● **Challenge**: Below are some records. Copy every line in them that holds "lieben".
[BEGIN Records supplied]
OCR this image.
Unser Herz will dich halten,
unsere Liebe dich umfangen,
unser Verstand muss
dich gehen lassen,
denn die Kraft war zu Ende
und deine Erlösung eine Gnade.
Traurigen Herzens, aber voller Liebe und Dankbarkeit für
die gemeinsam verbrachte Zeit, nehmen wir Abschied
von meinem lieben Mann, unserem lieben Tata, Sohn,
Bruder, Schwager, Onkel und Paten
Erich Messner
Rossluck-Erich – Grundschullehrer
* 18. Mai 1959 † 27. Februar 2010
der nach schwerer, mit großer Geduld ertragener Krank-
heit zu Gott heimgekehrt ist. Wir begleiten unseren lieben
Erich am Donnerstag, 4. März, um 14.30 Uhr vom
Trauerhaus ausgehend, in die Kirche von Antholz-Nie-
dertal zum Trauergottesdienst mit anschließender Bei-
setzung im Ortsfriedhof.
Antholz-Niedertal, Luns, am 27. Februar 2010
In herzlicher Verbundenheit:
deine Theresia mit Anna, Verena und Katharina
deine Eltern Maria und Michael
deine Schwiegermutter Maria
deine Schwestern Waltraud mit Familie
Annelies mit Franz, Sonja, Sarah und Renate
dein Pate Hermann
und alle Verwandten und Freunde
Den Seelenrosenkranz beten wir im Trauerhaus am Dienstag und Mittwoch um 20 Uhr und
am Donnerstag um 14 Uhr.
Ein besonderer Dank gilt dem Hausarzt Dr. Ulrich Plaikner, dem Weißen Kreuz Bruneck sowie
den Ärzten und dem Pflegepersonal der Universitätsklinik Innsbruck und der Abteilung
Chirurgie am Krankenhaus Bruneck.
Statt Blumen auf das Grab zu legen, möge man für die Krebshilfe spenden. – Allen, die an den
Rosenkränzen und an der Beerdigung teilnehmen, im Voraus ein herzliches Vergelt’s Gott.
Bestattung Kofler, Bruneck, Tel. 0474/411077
[END Records supplied]
[BEGIN Records supplied]
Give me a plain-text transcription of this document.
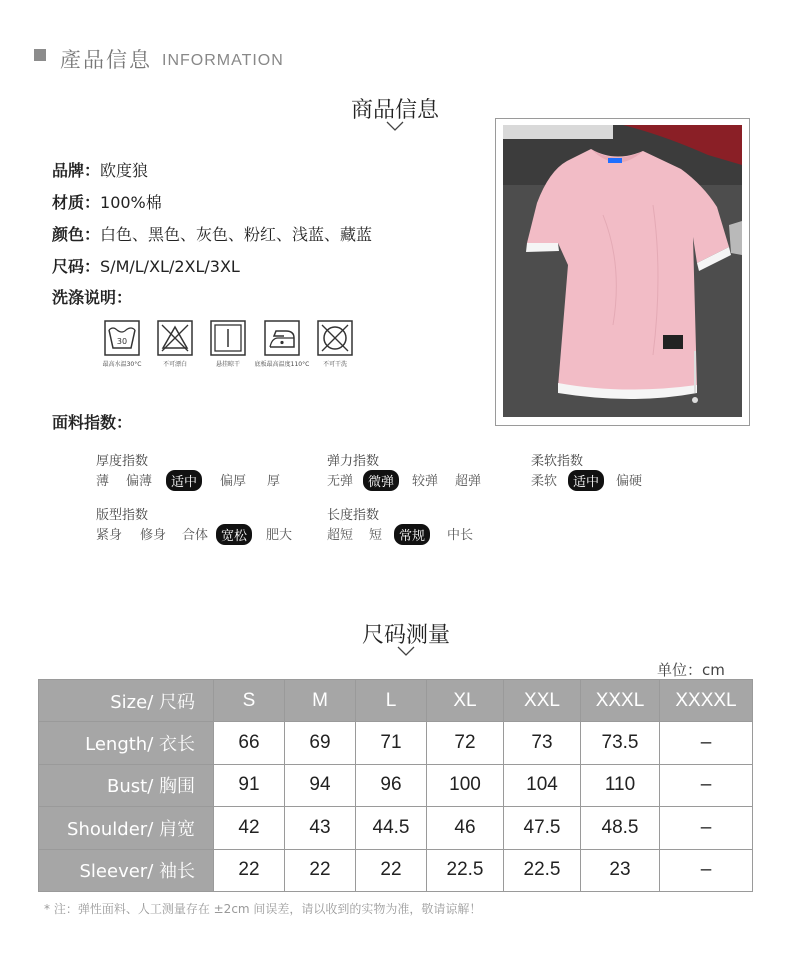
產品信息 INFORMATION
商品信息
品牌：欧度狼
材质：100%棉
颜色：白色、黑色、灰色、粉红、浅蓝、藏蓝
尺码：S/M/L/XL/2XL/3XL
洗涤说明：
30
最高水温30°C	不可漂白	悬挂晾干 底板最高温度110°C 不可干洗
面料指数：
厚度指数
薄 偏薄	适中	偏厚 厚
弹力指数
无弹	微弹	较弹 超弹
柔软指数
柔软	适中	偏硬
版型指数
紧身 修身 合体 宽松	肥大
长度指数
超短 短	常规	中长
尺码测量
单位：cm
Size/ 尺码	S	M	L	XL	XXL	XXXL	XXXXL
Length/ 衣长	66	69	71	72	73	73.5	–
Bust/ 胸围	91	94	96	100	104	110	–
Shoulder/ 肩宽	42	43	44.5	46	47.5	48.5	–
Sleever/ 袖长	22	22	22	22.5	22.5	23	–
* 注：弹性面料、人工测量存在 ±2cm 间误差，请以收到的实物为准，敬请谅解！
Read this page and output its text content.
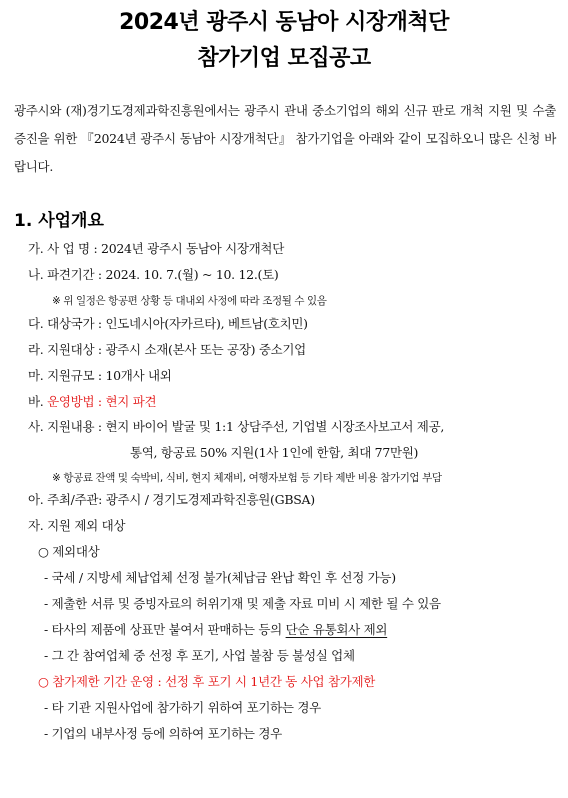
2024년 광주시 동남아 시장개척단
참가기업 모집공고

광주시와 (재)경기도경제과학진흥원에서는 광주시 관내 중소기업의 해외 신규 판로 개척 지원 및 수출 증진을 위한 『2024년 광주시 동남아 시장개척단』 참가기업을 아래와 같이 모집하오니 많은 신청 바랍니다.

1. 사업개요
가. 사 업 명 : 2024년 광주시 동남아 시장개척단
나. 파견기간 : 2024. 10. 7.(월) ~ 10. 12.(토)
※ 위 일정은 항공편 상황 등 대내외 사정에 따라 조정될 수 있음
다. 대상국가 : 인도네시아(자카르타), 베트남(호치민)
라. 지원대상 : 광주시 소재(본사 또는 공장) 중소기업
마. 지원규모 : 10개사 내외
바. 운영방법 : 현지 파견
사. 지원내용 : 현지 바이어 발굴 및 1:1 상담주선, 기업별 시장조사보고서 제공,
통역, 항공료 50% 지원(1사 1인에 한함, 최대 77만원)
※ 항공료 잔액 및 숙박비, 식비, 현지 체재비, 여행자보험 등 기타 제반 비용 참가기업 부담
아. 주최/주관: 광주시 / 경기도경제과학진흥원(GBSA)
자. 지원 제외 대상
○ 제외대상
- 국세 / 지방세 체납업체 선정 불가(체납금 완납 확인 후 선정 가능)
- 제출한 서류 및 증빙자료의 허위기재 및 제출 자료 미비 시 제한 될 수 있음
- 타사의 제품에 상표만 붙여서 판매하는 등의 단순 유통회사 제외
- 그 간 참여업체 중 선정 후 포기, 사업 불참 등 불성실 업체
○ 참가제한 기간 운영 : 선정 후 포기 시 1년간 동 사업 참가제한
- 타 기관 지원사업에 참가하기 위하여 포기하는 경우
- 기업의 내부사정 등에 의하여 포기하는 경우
[END Records supplied]
[BEGIN Records supplied]
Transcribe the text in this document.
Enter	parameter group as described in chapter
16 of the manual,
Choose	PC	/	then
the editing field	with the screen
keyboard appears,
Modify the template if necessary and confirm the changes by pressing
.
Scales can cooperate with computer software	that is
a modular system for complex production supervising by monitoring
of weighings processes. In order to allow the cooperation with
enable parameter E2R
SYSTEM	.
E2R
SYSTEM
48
[END Records supplied]
● **Task response**:
von meinem lieben Mann, unserem lieben Tata, Sohn,
heit zu Gott heimgekehrt ist. Wir begleiten unseren lieben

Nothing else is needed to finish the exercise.